- Exercise objective
Tally the lines in the data that follows that include the word "family", and report nothing but the total.

- Entries provided
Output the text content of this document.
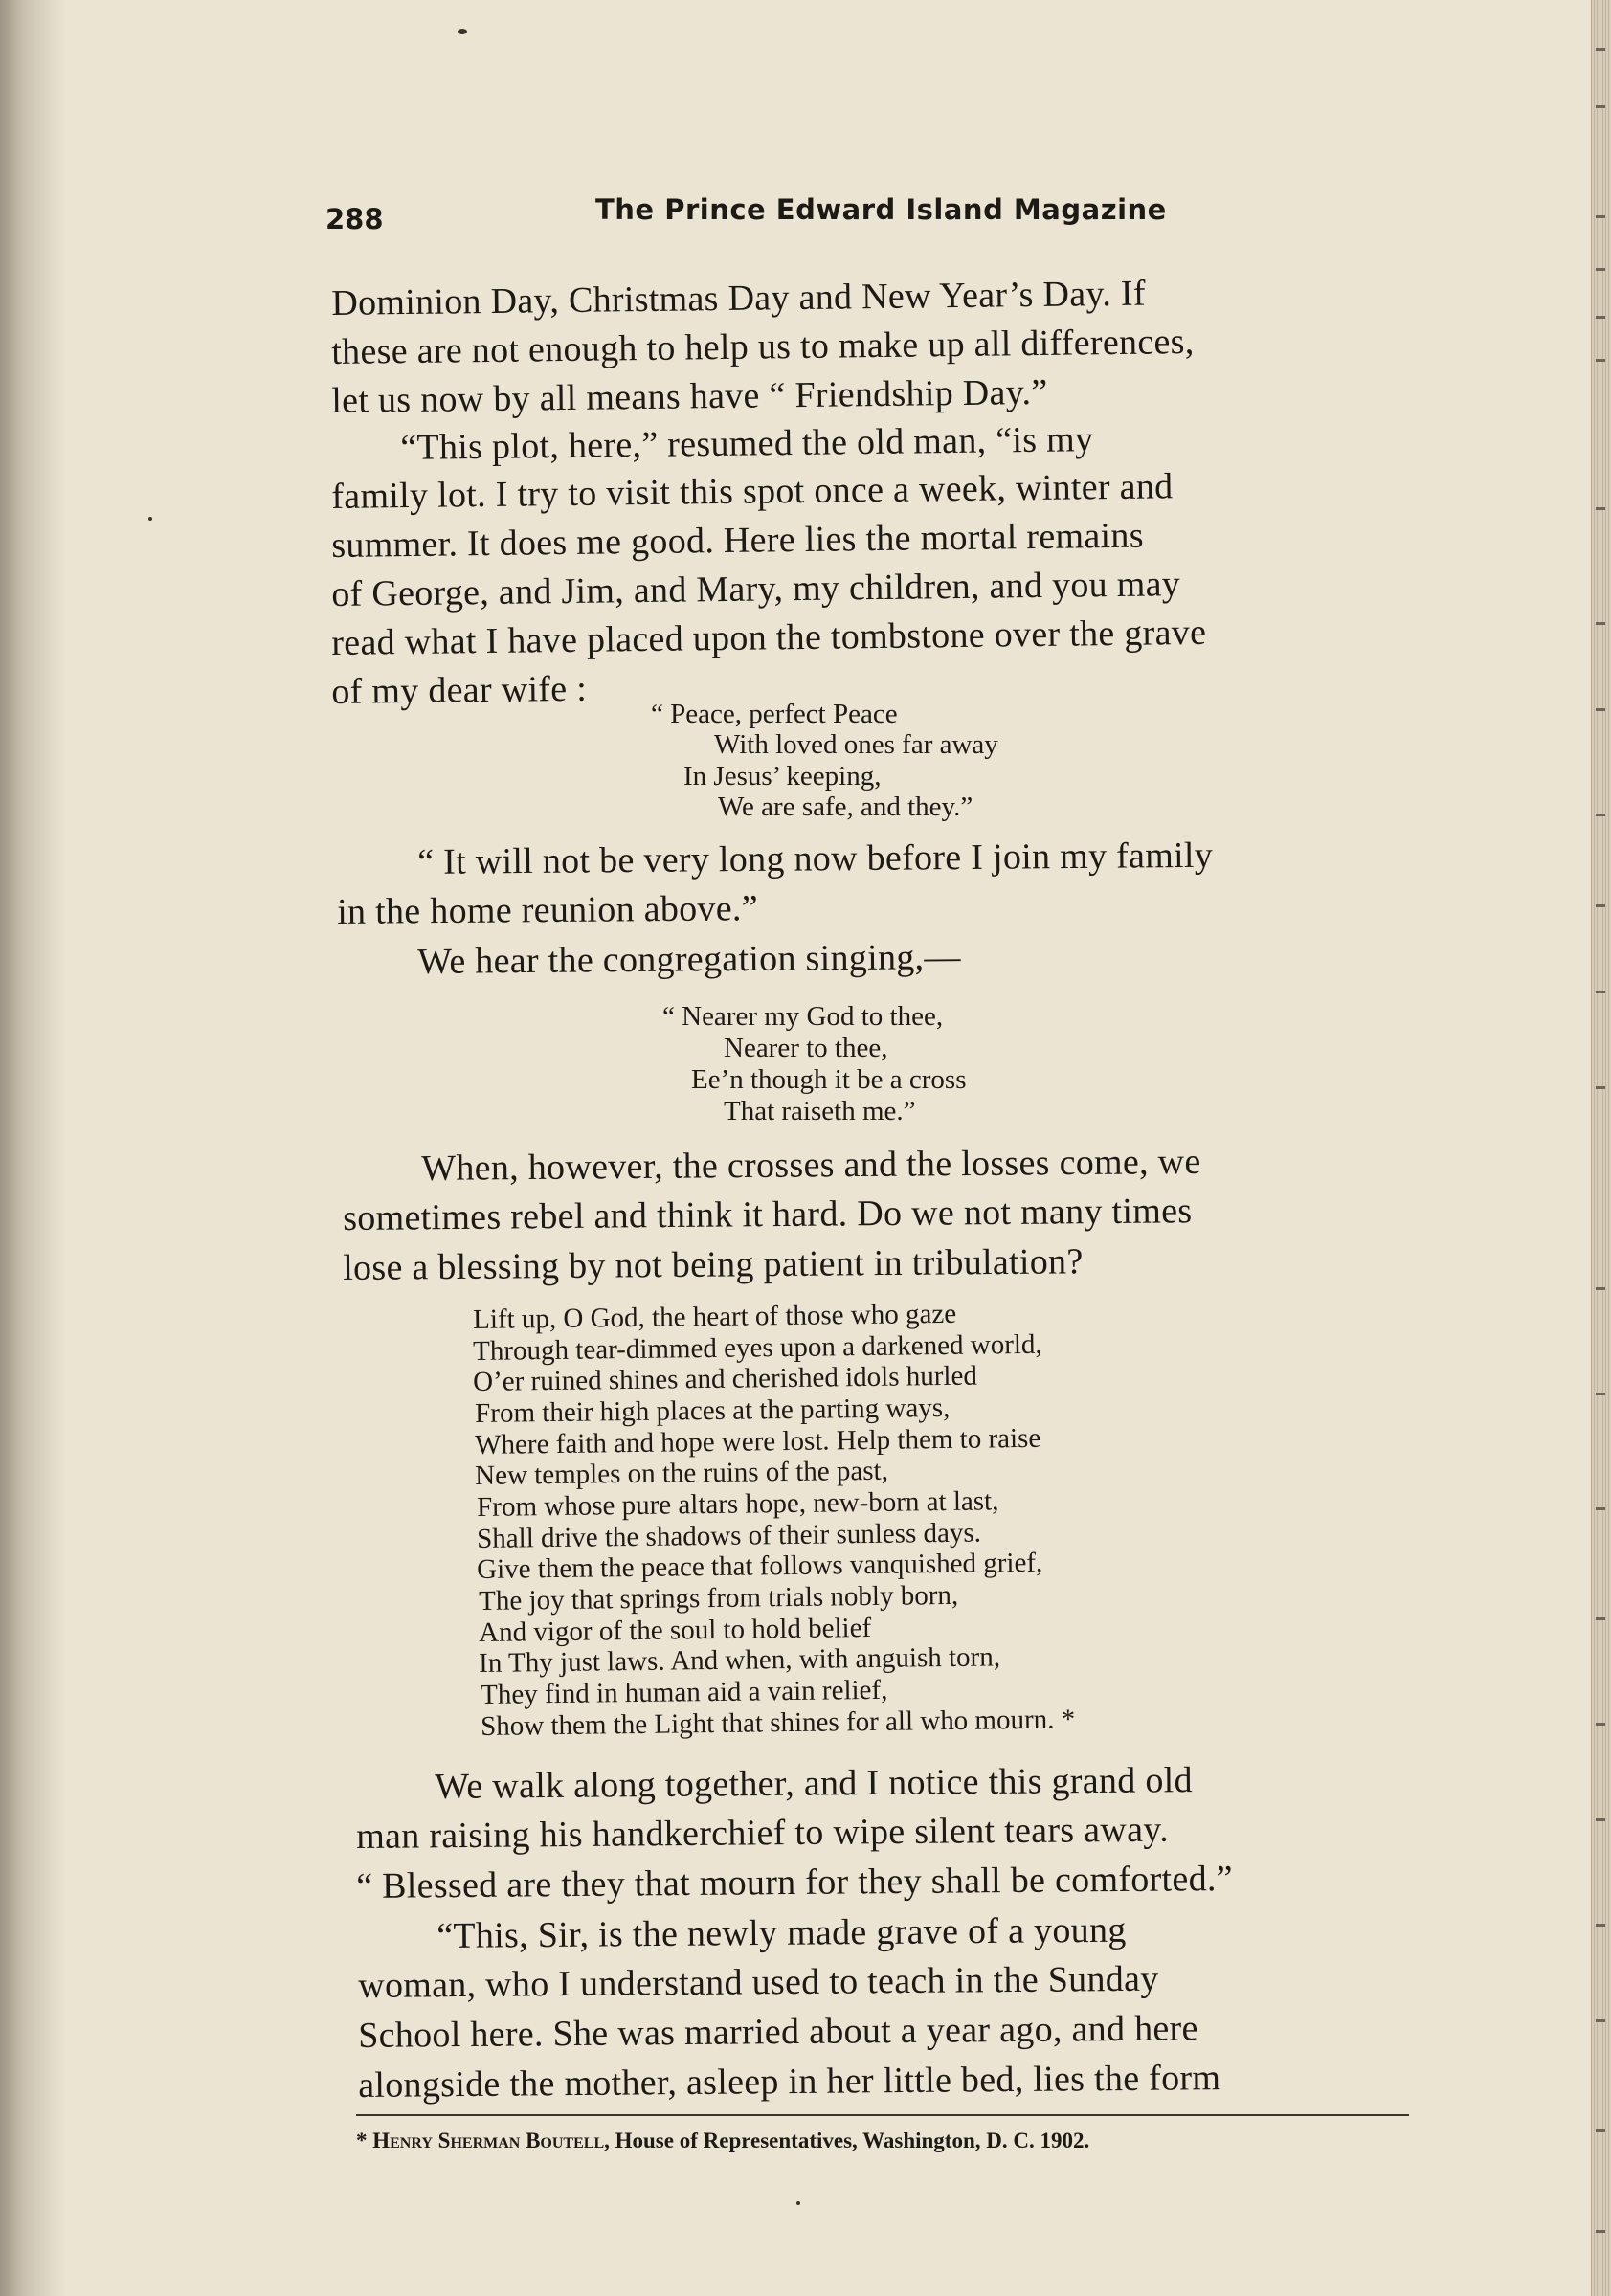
288	The Prince Edward Island Magazine
Dominion Day, Christmas Day and New Year’s Day. If
these are not enough to help us to make up all differences,
let us now by all means have “ Friendship Day.”
“This plot, here,” resumed the old man, “is my
family lot. I try to visit this spot once a week, winter and
summer. It does me good. Here lies the mortal remains
of George, and Jim, and Mary, my children, and you may
read what I have placed upon the tombstone over the grave
of my dear wife :
“ Peace, perfect Peace
With loved ones far away
In Jesus’ keeping,
We are safe, and they.”
“ It will not be very long now before I join my family
in the home reunion above.”
We hear the congregation singing,—
“ Nearer my God to thee,
Nearer to thee,
Ee’n though it be a cross
That raiseth me.”
When, however, the crosses and the losses come, we
sometimes rebel and think it hard. Do we not many times
lose a blessing by not being patient in tribulation?
Lift up, O God, the heart of those who gaze
Through tear-dimmed eyes upon a darkened world,
O’er ruined shines and cherished idols hurled
From their high places at the parting ways,
Where faith and hope were lost. Help them to raise
New temples on the ruins of the past,
From whose pure altars hope, new-born at last,
Shall drive the shadows of their sunless days.
Give them the peace that follows vanquished grief,
The joy that springs from trials nobly born,
And vigor of the soul to hold belief
In Thy just laws. And when, with anguish torn,
They find in human aid a vain relief,
Show them the Light that shines for all who mourn. *
We walk along together, and I notice this grand old
man raising his handkerchief to wipe silent tears away.
“ Blessed are they that mourn for they shall be comforted.”
“This, Sir, is the newly made grave of a young
woman, who I understand used to teach in the Sunday
School here. She was married about a year ago, and here
alongside the mother, asleep in her little bed, lies the form
* Henry Sherman Boutell, House of Representatives, Washington, D. C. 1902.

- In response
2